TASK OBJECTIVE » Give the material once more, word for word, without any images.

TASK INPUT »
** begin **

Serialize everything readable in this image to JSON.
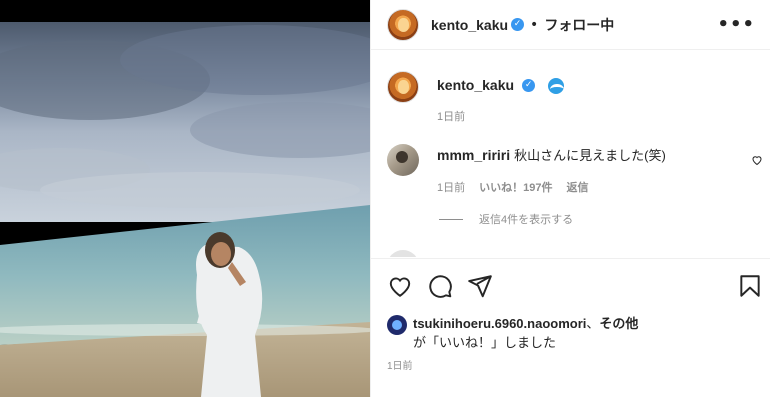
{
  "header": {
    "username": "kento_kaku",
    "separator": "•",
    "follow_label": "フォロー中",
    "more_label": "•••"
  },
  "caption": {
    "username": "kento_kaku",
    "time": "1日前"
  },
  "comment": {
    "username": "mmm_ririri",
    "text": "秋山さんに見えました(笑)",
    "time": "1日前",
    "likes": "いいね！197件",
    "reply_label": "返信"
  },
  "replies": {
    "label": "返信4件を表示する"
  },
  "likes": {
    "username": "tsukinihoeru.6960.naoomori",
    "separator": "、",
    "others": "その他",
    "suffix": "が「いいね！」しました"
  },
  "post_time": "1日前",
  "icons": {
    "verified": "verified-badge-icon",
    "like": "heart-icon",
    "comment": "comment-icon",
    "share": "share-icon",
    "save": "bookmark-icon",
    "more": "more-options-icon",
    "wave": "wave-emoji-icon"
  },
  "colors": {
    "verified": "#3897f0",
    "muted_text": "#8e8e8e",
    "text": "#262626"
  }
}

** end **

FULL RESPONSE »
Serialize everything readable in this image to JSON.
{
  "header": {
    "username": "kento_kaku",
    "separator": "•",
    "follow_label": "フォロー中",
    "more_label": "•••"
  },
  "caption": {
    "username": "kento_kaku",
    "time": "1日前"
  },
  "comment": {
    "username": "mmm_ririri",
    "text": "秋山さんに見えました(笑)",
    "time": "1日前",
    "likes": "いいね！197件",
    "reply_label": "返信"
  },
  "replies": {
    "label": "返信4件を表示する"
  },
  "likes": {
    "username": "tsukinihoeru.6960.naoomori",
    "separator": "、",
    "others": "その他",
    "suffix": "が「いいね！」しました"
  },
  "post_time": "1日前",
  "icons": {
    "verified": "verified-badge-icon",
    "like": "heart-icon",
    "comment": "comment-icon",
    "share": "share-icon",
    "save": "bookmark-icon",
    "more": "more-options-icon",
    "wave": "wave-emoji-icon"
  },
  "colors": {
    "verified": "#3897f0",
    "muted_text": "#8e8e8e",
    "text": "#262626"
  }
}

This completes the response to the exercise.